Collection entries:
»»

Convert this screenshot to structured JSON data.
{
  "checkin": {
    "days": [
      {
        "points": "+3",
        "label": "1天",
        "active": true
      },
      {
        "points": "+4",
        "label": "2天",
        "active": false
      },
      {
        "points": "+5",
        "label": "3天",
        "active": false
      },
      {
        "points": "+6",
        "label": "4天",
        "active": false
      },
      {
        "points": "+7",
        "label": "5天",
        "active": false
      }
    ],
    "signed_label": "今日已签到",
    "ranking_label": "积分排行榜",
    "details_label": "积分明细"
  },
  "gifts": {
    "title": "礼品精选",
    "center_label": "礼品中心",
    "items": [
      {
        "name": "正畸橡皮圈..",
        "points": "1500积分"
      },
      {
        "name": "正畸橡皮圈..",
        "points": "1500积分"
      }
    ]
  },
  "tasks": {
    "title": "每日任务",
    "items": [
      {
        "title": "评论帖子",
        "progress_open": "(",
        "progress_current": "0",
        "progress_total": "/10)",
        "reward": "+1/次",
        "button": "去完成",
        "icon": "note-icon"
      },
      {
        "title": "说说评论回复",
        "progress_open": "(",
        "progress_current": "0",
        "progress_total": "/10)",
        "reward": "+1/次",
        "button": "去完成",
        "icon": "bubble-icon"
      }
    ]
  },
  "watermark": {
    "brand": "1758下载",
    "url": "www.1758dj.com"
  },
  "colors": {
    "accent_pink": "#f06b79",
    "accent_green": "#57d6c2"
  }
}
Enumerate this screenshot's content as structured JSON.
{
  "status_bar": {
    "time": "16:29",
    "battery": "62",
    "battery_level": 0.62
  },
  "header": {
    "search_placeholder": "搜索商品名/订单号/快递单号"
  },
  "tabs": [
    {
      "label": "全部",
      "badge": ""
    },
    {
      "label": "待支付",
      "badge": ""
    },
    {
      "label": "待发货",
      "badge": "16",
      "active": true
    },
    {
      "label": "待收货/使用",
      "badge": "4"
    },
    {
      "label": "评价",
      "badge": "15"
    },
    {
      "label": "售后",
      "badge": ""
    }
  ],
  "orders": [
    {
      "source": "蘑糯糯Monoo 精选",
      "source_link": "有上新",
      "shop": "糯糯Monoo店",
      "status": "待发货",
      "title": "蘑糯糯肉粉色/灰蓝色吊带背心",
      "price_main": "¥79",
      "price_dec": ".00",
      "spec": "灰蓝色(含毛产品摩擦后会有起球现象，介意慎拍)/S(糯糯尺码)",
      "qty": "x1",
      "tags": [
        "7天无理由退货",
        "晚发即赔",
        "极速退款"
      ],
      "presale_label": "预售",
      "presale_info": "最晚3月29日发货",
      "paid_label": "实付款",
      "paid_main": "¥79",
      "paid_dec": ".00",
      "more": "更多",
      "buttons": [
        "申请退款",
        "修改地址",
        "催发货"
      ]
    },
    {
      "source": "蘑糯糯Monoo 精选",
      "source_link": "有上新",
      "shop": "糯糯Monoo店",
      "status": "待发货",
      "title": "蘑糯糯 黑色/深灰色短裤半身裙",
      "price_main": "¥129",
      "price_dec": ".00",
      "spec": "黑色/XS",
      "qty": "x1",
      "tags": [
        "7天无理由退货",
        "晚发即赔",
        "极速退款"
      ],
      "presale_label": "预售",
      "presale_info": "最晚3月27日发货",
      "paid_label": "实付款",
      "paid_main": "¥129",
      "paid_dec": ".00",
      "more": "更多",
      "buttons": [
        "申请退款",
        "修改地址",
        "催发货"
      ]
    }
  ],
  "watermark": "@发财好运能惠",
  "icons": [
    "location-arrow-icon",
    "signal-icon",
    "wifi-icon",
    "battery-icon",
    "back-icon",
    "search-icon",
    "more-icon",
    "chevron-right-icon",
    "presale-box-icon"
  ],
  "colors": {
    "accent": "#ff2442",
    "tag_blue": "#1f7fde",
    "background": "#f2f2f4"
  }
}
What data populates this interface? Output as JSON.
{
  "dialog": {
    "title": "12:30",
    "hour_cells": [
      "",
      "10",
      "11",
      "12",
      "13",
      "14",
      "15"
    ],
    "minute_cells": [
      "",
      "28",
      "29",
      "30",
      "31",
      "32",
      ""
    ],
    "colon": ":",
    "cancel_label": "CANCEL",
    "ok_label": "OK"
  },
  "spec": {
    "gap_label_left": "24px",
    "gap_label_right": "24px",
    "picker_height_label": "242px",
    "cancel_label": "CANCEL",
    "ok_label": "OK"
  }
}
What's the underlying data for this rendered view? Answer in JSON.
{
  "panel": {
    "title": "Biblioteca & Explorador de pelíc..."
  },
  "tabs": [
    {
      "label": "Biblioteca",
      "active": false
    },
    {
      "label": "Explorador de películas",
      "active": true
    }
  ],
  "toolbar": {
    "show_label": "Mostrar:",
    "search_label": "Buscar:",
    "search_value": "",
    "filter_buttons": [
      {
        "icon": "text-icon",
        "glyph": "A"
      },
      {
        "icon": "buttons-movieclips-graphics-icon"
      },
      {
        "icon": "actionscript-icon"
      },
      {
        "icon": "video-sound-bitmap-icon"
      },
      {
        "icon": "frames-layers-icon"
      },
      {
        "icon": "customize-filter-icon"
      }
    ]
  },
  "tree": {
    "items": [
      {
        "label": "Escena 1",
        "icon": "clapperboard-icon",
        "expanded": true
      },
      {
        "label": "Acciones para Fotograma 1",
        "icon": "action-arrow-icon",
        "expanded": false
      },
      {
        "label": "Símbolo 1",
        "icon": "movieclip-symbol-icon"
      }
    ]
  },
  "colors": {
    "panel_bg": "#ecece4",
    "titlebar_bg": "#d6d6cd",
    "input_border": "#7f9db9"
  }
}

««

REQUEST:
List all lines from the entries that include the word "points".

COMPLETE ANSWER:
        "points": "+3",
        "points": "+4",
        "points": "+5",
        "points": "+6",
        "points": "+7",
        "points": "1500积分"
        "points": "1500积分"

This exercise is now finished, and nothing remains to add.